■ PROBLEM REQUIREMENTS
Give the number of lines in the records below that include "Inversión", and nothing more.
**** SUPPLIED DATA ****
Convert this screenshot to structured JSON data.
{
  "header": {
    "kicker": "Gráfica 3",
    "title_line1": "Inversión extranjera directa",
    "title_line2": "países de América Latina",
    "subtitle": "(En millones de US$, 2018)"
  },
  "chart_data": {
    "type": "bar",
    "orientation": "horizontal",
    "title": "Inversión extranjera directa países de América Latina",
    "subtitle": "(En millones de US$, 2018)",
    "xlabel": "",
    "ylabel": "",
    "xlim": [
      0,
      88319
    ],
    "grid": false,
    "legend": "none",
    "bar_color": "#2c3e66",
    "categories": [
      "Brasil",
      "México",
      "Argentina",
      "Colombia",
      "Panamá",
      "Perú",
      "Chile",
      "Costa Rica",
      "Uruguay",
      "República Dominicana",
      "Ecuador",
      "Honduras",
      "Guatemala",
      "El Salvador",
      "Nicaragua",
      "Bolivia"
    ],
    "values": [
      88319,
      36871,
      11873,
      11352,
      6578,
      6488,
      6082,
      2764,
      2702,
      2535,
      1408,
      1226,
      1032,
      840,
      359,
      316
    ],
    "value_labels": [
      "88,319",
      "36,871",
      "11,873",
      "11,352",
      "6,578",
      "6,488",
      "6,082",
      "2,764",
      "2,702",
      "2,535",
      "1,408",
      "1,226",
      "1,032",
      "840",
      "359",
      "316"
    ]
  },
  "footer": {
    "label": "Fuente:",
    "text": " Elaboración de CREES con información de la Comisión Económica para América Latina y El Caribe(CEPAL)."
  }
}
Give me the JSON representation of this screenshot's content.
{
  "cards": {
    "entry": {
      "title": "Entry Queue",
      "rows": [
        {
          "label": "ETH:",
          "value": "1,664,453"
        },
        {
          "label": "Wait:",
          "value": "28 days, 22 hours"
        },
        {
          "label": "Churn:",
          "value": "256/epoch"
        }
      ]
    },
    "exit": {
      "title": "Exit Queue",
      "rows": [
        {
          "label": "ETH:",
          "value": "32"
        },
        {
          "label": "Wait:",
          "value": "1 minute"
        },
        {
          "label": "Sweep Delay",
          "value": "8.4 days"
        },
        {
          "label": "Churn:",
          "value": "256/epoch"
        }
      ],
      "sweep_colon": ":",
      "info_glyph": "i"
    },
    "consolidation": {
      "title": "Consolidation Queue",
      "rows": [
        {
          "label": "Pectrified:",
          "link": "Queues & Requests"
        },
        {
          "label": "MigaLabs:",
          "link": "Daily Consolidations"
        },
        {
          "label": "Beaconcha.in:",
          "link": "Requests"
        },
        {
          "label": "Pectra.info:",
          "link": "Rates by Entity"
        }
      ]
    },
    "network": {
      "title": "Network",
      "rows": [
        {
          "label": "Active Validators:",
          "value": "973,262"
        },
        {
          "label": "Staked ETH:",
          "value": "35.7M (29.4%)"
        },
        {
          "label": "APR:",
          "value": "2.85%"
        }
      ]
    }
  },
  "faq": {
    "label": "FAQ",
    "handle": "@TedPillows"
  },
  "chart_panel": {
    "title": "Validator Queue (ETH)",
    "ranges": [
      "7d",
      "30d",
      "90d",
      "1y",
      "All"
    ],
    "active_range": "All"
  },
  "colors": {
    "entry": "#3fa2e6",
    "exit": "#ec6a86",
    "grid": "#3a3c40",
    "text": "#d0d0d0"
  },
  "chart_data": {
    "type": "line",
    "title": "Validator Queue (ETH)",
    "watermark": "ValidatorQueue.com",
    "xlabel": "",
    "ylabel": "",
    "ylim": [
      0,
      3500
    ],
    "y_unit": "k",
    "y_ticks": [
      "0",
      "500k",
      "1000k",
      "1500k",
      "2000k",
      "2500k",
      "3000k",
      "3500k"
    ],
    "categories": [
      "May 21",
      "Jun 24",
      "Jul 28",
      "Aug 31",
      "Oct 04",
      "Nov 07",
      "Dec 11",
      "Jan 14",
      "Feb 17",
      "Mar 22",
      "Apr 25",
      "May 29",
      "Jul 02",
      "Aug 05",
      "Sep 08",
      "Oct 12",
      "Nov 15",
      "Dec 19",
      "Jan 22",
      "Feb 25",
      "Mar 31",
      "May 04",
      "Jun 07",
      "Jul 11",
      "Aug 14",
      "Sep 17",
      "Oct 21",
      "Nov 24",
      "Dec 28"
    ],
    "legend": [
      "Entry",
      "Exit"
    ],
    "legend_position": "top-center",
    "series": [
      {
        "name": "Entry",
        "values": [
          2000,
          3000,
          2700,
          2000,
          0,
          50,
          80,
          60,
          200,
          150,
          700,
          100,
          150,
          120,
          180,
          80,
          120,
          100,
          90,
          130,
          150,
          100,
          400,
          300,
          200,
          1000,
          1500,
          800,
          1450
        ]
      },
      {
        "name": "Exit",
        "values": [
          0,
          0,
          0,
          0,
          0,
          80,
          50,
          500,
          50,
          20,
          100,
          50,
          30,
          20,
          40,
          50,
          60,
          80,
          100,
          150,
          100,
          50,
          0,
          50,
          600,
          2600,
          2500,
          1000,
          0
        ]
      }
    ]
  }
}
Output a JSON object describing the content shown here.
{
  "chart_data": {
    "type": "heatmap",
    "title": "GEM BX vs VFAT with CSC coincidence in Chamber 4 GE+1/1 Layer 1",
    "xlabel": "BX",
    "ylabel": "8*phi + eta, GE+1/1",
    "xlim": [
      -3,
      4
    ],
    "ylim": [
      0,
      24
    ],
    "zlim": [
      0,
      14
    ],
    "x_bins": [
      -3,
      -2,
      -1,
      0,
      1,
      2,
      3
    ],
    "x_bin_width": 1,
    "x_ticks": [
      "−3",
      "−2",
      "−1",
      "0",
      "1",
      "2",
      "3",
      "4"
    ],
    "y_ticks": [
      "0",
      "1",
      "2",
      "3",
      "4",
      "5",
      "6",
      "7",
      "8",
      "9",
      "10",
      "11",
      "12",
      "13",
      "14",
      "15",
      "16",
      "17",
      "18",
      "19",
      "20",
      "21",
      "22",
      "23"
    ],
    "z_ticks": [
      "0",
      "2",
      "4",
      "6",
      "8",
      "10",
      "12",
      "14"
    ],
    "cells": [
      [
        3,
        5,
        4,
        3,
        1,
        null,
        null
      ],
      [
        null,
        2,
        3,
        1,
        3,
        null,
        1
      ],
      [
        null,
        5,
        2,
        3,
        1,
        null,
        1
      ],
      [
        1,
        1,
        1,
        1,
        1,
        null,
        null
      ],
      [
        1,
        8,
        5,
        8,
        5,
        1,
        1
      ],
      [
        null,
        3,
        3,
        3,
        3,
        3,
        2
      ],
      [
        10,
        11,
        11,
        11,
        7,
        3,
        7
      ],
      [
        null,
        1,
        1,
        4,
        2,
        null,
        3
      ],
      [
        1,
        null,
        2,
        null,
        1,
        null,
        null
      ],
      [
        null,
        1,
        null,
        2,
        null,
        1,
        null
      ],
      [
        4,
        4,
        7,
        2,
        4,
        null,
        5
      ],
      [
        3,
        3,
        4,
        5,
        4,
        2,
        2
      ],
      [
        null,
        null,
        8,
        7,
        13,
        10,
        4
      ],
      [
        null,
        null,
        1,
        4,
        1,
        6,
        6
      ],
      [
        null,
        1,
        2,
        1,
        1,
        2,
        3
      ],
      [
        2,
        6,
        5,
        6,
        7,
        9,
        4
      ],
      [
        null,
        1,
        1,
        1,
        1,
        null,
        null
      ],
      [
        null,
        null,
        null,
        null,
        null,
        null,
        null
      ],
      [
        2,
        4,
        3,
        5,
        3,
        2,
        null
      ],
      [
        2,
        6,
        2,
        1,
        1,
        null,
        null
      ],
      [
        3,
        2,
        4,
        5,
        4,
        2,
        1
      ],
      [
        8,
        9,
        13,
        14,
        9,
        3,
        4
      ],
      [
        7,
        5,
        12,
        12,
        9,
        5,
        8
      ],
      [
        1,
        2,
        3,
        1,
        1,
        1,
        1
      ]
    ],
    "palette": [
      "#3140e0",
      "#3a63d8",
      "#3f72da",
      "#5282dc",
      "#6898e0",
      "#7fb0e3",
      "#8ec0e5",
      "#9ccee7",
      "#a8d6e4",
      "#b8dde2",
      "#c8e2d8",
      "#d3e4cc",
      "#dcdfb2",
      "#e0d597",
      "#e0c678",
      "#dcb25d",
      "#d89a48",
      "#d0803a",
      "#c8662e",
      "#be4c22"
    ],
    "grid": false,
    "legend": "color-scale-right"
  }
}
****
■ THE RESULT
2